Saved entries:
◇ ◇ ◇ ◇ ◇

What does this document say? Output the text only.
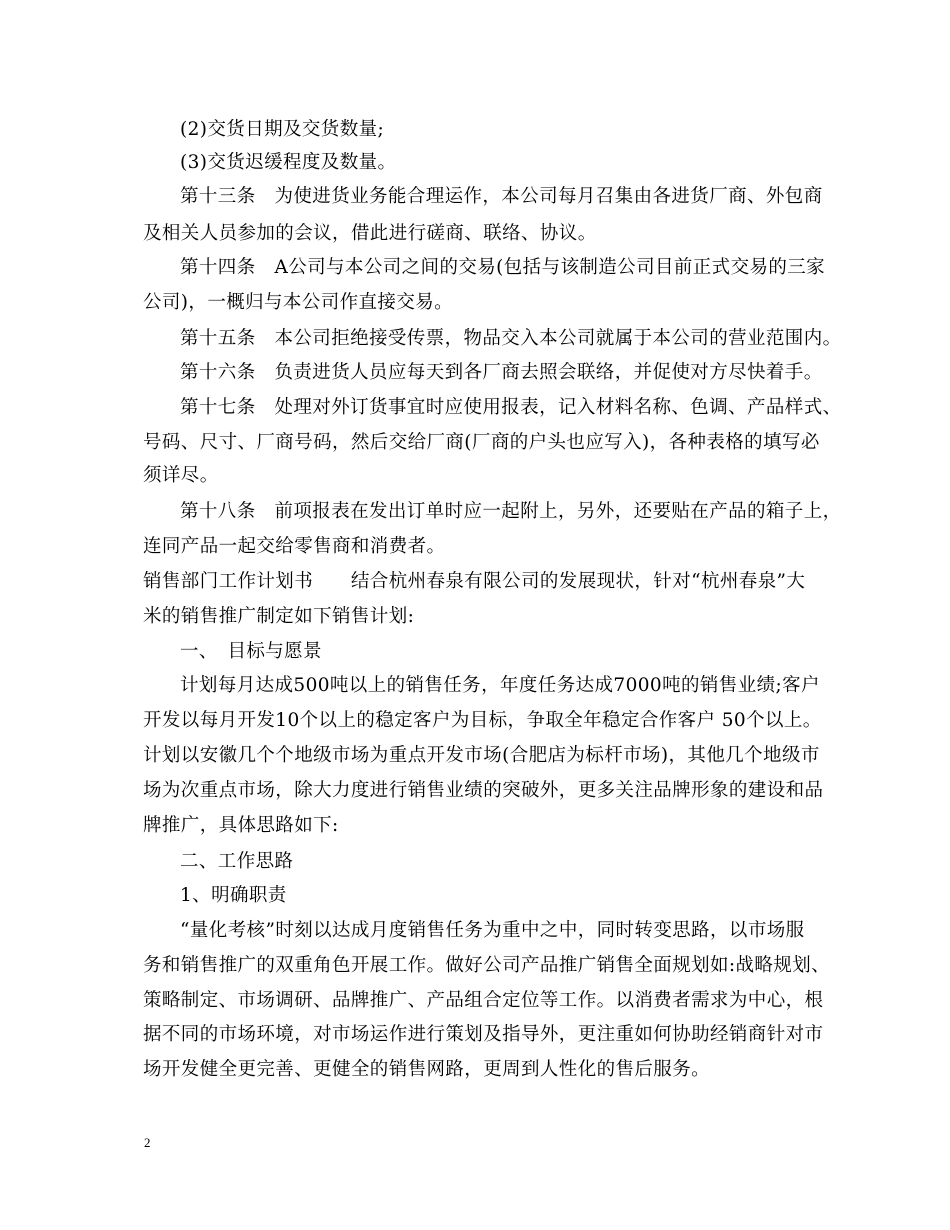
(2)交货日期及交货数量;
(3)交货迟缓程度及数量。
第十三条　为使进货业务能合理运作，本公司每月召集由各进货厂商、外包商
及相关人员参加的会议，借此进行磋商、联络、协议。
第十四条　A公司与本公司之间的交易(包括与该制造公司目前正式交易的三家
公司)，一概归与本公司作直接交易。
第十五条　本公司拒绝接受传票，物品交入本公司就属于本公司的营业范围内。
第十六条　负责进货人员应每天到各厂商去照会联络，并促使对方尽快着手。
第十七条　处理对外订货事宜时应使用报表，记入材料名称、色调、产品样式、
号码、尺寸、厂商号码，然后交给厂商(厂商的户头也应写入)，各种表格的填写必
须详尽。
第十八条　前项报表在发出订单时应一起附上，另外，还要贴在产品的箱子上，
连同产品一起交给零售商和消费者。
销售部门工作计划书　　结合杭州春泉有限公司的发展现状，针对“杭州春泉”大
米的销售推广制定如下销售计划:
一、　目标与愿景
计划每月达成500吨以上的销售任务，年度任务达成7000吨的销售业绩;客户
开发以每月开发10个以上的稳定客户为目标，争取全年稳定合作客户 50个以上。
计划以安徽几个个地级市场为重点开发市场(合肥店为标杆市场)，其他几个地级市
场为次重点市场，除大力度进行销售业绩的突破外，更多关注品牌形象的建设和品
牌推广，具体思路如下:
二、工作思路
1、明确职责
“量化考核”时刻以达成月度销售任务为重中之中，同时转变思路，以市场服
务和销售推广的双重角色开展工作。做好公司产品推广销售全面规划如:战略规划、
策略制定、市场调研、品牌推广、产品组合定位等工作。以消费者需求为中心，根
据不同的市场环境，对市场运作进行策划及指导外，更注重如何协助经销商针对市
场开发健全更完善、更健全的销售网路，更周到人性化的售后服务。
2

◇ ◇ ◇ ◇ ◇

What is being asked:
Leave out all images, then reproduce the entries above exactly.

Task solution:
What does this document say? Output the text only.
(2)交货日期及交货数量;
(3)交货迟缓程度及数量。
第十三条　为使进货业务能合理运作，本公司每月召集由各进货厂商、外包商
及相关人员参加的会议，借此进行磋商、联络、协议。
第十四条　A公司与本公司之间的交易(包括与该制造公司目前正式交易的三家
公司)，一概归与本公司作直接交易。
第十五条　本公司拒绝接受传票，物品交入本公司就属于本公司的营业范围内。
第十六条　负责进货人员应每天到各厂商去照会联络，并促使对方尽快着手。
第十七条　处理对外订货事宜时应使用报表，记入材料名称、色调、产品样式、
号码、尺寸、厂商号码，然后交给厂商(厂商的户头也应写入)，各种表格的填写必
须详尽。
第十八条　前项报表在发出订单时应一起附上，另外，还要贴在产品的箱子上，
连同产品一起交给零售商和消费者。
销售部门工作计划书　　结合杭州春泉有限公司的发展现状，针对“杭州春泉”大
米的销售推广制定如下销售计划:
一、　目标与愿景
计划每月达成500吨以上的销售任务，年度任务达成7000吨的销售业绩;客户
开发以每月开发10个以上的稳定客户为目标，争取全年稳定合作客户 50个以上。
计划以安徽几个个地级市场为重点开发市场(合肥店为标杆市场)，其他几个地级市
场为次重点市场，除大力度进行销售业绩的突破外，更多关注品牌形象的建设和品
牌推广，具体思路如下:
二、工作思路
1、明确职责
“量化考核”时刻以达成月度销售任务为重中之中，同时转变思路，以市场服
务和销售推广的双重角色开展工作。做好公司产品推广销售全面规划如:战略规划、
策略制定、市场调研、品牌推广、产品组合定位等工作。以消费者需求为中心，根
据不同的市场环境，对市场运作进行策划及指导外，更注重如何协助经销商针对市
场开发健全更完善、更健全的销售网路，更周到人性化的售后服务。
2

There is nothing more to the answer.